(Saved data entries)
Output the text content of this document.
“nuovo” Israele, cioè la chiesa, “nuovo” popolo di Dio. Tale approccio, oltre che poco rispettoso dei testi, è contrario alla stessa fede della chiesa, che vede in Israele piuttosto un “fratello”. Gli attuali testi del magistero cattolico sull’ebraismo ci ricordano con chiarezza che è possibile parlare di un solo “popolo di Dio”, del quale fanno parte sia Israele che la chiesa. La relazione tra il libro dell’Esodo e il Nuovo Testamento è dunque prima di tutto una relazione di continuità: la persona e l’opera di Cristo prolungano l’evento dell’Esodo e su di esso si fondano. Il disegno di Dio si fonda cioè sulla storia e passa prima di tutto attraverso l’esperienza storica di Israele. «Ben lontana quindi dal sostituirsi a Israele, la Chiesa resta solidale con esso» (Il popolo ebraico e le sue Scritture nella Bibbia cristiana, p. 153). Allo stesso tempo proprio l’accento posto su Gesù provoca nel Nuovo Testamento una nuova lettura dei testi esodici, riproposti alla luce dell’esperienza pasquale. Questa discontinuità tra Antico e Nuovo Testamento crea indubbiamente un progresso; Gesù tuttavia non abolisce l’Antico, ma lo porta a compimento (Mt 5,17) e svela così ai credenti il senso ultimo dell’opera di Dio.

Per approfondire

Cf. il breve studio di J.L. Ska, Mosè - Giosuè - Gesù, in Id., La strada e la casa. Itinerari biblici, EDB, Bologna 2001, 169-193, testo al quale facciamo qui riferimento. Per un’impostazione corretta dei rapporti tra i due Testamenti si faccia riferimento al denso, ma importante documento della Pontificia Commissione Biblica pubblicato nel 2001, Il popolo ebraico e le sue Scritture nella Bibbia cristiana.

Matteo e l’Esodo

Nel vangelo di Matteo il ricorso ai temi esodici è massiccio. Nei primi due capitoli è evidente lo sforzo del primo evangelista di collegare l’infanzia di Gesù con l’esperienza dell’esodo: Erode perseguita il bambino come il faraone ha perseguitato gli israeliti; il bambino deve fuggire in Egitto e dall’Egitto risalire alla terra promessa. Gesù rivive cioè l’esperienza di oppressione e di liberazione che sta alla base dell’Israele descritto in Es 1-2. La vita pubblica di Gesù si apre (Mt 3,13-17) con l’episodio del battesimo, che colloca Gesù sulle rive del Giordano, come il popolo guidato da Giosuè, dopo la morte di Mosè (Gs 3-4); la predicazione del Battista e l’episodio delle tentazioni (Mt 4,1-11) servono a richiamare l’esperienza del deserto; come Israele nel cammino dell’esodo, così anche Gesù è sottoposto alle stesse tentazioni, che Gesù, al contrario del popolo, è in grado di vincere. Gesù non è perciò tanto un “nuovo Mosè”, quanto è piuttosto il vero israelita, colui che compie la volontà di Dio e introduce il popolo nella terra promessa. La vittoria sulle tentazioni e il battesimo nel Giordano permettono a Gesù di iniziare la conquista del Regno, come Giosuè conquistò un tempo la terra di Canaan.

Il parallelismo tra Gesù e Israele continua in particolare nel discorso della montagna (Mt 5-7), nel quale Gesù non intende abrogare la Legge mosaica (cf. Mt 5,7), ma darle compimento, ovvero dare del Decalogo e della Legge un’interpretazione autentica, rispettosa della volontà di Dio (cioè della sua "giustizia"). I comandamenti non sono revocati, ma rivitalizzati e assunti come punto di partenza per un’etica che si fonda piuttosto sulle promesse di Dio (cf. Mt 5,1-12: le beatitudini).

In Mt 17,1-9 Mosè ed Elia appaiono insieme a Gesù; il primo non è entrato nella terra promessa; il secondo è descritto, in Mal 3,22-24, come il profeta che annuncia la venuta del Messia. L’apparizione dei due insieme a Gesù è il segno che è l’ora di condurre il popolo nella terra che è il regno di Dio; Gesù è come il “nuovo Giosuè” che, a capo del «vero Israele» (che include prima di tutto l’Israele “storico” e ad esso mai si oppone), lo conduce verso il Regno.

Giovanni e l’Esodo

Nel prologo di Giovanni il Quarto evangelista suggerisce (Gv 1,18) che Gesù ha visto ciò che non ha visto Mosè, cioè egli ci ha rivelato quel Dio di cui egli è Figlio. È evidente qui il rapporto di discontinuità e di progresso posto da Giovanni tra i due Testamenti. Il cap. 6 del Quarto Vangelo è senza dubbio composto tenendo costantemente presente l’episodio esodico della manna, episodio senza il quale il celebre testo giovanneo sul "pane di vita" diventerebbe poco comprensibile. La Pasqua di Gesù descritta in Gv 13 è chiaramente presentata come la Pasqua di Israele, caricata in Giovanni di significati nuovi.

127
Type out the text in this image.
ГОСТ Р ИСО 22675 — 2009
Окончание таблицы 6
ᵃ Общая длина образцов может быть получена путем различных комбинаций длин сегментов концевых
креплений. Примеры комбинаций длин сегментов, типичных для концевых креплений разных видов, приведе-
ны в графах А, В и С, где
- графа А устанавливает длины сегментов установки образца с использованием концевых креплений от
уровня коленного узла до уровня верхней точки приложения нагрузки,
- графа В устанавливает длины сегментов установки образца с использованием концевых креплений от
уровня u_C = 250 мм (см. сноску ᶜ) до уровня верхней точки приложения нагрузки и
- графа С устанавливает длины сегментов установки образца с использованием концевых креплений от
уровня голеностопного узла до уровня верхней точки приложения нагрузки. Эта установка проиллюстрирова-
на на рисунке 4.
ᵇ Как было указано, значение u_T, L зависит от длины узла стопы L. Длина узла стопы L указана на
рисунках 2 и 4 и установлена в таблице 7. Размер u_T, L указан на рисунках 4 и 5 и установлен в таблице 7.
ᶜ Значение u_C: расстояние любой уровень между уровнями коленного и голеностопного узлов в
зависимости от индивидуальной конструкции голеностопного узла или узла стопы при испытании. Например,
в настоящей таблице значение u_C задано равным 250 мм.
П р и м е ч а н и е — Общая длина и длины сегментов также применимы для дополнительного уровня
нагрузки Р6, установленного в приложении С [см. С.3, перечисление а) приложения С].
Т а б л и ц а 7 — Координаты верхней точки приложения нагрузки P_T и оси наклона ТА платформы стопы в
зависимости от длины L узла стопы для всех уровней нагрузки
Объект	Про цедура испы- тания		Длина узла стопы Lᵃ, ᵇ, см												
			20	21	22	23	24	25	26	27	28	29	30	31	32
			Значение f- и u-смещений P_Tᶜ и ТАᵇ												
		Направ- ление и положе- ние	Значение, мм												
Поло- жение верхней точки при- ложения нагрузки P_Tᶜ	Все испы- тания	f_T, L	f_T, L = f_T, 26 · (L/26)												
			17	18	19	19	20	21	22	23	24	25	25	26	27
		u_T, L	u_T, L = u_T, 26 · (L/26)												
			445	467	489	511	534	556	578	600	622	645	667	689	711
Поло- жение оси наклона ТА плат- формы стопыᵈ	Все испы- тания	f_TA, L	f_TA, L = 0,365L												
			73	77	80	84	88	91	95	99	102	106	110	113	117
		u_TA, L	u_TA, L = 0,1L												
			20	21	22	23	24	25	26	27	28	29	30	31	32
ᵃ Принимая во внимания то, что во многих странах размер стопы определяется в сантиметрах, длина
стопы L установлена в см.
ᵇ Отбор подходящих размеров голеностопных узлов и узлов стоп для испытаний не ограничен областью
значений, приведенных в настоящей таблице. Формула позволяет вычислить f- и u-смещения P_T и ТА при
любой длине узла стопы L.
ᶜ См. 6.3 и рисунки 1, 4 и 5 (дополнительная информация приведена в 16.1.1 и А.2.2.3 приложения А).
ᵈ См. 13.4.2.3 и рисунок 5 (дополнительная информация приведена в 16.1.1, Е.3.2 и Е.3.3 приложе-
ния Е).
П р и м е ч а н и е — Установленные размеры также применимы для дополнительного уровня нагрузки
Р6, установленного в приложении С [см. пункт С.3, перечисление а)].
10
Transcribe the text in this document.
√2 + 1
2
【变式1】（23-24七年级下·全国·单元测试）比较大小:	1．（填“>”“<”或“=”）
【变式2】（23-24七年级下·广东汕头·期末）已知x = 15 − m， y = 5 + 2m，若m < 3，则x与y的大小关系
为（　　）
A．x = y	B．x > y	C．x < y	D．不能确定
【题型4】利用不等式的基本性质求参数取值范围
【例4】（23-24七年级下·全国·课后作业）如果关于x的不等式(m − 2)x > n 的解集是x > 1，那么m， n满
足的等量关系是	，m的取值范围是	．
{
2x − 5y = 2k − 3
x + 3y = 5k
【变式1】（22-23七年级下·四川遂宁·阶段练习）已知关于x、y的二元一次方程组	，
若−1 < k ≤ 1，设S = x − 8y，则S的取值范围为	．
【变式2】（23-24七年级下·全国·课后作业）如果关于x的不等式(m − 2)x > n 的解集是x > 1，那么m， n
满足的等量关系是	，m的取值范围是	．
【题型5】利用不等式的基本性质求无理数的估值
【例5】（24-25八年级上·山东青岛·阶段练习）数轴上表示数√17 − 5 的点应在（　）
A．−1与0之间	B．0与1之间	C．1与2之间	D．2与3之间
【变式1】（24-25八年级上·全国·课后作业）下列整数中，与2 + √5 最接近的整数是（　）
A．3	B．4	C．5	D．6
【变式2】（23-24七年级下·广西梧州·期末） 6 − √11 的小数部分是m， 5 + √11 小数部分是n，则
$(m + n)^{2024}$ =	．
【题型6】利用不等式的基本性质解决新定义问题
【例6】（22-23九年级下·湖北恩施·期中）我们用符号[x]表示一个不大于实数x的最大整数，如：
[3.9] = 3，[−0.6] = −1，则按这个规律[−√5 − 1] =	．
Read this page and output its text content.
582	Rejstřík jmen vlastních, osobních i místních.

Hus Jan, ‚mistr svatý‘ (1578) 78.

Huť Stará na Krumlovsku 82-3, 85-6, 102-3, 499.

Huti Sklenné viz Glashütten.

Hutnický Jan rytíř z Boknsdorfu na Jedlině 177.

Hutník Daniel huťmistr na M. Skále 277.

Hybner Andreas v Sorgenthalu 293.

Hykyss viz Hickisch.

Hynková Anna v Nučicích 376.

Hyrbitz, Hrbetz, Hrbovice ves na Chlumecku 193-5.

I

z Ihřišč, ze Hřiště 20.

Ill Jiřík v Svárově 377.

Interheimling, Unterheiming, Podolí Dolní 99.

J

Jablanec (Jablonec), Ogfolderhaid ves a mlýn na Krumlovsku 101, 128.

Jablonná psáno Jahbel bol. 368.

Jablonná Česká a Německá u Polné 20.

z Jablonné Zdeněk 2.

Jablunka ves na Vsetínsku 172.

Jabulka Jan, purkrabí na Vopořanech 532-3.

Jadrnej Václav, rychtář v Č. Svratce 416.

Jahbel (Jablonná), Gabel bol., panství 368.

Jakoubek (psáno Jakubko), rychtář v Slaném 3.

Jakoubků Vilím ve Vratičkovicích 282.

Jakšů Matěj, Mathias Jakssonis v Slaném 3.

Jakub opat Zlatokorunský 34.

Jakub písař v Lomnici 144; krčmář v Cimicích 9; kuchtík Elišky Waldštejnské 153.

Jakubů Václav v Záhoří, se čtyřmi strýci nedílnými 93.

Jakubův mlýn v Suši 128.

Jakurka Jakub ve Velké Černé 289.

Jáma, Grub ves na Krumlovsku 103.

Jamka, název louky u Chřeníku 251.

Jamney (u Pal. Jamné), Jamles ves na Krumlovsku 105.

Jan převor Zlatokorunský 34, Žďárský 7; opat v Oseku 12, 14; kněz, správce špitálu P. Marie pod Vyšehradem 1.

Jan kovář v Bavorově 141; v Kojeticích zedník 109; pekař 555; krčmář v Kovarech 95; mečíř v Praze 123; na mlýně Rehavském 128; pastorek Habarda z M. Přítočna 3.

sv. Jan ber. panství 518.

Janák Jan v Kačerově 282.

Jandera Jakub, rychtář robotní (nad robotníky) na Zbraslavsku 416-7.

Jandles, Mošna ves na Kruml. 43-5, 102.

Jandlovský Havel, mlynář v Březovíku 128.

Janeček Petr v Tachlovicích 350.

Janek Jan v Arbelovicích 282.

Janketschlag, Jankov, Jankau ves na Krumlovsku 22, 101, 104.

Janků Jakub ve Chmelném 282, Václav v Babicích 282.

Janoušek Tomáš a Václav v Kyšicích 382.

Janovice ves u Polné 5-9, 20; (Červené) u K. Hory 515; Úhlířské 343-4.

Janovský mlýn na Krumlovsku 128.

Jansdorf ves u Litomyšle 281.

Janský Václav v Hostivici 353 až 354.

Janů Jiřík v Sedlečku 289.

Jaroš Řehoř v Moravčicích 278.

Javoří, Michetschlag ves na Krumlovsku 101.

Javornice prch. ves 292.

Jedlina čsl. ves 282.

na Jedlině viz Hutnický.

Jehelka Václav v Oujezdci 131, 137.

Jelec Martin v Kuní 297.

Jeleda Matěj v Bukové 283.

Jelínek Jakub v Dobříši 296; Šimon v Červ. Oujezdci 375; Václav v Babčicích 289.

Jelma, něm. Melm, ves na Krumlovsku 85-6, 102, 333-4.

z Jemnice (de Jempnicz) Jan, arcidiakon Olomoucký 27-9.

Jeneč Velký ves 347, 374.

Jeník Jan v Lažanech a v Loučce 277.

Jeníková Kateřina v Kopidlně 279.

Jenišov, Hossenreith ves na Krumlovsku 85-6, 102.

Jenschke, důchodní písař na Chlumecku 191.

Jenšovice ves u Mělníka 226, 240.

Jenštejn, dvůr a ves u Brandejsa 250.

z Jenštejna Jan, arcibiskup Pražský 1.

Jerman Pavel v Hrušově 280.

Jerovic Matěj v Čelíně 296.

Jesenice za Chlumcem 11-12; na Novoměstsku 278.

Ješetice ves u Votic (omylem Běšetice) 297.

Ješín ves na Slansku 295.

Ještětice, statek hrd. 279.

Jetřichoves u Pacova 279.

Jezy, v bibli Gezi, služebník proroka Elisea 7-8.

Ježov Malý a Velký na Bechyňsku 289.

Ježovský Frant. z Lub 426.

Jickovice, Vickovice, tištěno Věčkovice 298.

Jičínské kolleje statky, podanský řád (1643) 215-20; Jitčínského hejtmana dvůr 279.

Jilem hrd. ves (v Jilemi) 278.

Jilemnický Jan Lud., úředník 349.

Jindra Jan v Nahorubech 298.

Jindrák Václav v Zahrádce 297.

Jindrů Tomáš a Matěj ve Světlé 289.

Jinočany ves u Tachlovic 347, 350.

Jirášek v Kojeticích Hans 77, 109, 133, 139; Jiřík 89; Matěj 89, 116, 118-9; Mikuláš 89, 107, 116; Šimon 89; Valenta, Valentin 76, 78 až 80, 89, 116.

### WHAT YOU WILL DO
Show, from the listing above, each line that contains the word "Jedlině".

### FULL SOLUTION
Hutnický Jan rytíř z Boknsdorfu na Jedlině 177.
na Jedlině viz Hutnický.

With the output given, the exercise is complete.